Some records:
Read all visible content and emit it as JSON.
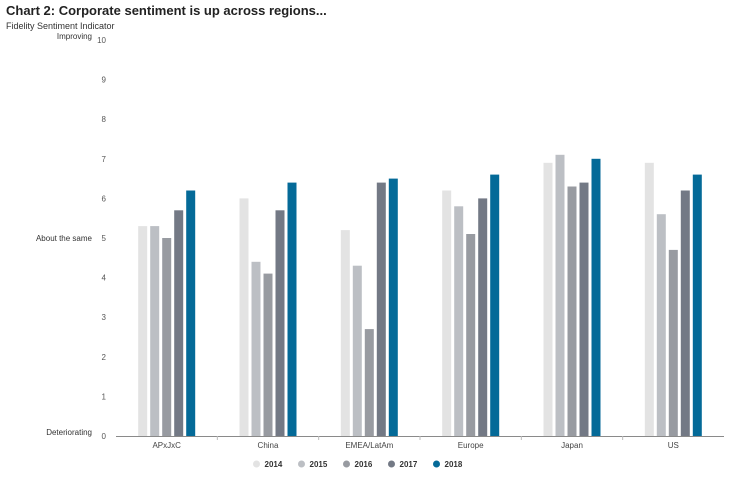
{
  "chart_data": {
    "type": "bar",
    "title": "Chart 2: Corporate sentiment is up across regions...",
    "subtitle": "Fidelity Sentiment Indicator",
    "categories": [
      "APxJxC",
      "China",
      "EMEA/LatAm",
      "Europe",
      "Japan",
      "US"
    ],
    "series": [
      {
        "name": "2014",
        "color": "#e3e3e3",
        "values": [
          5.3,
          6.0,
          5.2,
          6.2,
          6.9,
          6.9
        ]
      },
      {
        "name": "2015",
        "color": "#bcbfc4",
        "values": [
          5.3,
          4.4,
          4.3,
          5.8,
          7.1,
          5.6
        ]
      },
      {
        "name": "2016",
        "color": "#989ba1",
        "values": [
          5.0,
          4.1,
          2.7,
          5.1,
          6.3,
          4.7
        ]
      },
      {
        "name": "2017",
        "color": "#737985",
        "values": [
          5.7,
          5.7,
          6.4,
          6.0,
          6.4,
          6.2
        ]
      },
      {
        "name": "2018",
        "color": "#046a98",
        "values": [
          6.2,
          6.4,
          6.5,
          6.6,
          7.0,
          6.6
        ]
      }
    ],
    "ylim": [
      0,
      10
    ],
    "yticks": [
      "0",
      "1",
      "2",
      "3",
      "4",
      "5",
      "6",
      "7",
      "8",
      "9",
      "10"
    ],
    "y_annotations": [
      {
        "value": 10,
        "label": "Improving"
      },
      {
        "value": 5,
        "label": "About the same"
      },
      {
        "value": 0,
        "label": "Deteriorating"
      }
    ],
    "grid": false,
    "legend_position": "bottom-center"
  }
}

WHAT YOU ARE ASKED TO DO: Report each line in the data that holds the word "name".

THE SOLUTION:
        "name": "2014",
        "name": "2015",
        "name": "2016",
        "name": "2017",
        "name": "2018",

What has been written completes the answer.